Written instruction - Where a line of the listing below includes the word "webmasters", reproduce that line.

|---|

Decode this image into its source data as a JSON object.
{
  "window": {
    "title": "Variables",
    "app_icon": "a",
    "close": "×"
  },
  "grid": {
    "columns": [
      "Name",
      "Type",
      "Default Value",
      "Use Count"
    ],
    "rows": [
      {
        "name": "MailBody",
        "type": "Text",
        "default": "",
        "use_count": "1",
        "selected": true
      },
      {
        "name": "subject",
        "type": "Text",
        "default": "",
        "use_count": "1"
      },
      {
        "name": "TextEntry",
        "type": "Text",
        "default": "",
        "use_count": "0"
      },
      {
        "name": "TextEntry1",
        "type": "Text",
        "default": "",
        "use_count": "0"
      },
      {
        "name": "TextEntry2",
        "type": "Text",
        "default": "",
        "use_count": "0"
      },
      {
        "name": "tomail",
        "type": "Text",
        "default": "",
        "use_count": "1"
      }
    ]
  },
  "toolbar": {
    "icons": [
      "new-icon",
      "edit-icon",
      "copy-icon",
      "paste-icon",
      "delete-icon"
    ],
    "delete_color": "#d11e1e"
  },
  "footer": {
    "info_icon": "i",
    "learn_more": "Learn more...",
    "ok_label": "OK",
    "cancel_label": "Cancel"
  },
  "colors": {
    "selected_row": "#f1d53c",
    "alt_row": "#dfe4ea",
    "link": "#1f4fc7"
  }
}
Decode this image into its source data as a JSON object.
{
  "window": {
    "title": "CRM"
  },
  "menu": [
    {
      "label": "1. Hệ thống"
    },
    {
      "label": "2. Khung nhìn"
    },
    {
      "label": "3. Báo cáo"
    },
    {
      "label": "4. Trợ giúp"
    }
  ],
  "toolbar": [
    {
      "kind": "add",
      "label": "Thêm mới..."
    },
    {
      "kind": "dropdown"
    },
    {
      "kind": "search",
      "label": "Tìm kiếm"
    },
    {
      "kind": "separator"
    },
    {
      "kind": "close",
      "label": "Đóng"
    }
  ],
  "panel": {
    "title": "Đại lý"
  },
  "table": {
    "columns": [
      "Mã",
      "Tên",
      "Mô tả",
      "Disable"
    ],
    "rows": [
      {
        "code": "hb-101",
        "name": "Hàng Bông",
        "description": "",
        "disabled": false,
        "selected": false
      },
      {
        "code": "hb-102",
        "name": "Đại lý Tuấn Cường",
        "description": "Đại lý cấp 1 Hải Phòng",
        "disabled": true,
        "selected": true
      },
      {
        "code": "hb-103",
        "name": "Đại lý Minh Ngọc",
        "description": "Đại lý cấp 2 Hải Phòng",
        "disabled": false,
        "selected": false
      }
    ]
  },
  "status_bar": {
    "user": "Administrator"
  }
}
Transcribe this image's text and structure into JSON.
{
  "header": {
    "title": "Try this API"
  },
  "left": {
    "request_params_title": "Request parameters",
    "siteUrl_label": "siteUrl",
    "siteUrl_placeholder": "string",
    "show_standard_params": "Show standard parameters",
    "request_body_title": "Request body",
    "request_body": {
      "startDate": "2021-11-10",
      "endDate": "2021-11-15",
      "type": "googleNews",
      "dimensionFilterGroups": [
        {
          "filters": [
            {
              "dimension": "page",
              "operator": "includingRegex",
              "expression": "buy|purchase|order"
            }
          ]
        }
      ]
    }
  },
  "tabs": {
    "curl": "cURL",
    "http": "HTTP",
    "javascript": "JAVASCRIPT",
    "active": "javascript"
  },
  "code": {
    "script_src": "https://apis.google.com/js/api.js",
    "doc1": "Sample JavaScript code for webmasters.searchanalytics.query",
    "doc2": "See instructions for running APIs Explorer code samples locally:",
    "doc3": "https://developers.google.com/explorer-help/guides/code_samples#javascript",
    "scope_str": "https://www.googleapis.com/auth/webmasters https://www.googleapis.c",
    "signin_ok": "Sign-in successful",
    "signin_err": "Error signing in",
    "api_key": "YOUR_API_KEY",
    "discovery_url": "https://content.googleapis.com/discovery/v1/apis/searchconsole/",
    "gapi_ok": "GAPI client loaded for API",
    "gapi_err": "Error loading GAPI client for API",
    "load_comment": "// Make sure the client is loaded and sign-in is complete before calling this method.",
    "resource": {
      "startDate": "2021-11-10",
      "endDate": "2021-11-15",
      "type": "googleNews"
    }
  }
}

|---|

Problem solution -
    "doc1": "Sample JavaScript code for webmasters.searchanalytics.query",
    "scope_str": "https://www.googleapis.com/auth/webmasters https://www.googleapis.c",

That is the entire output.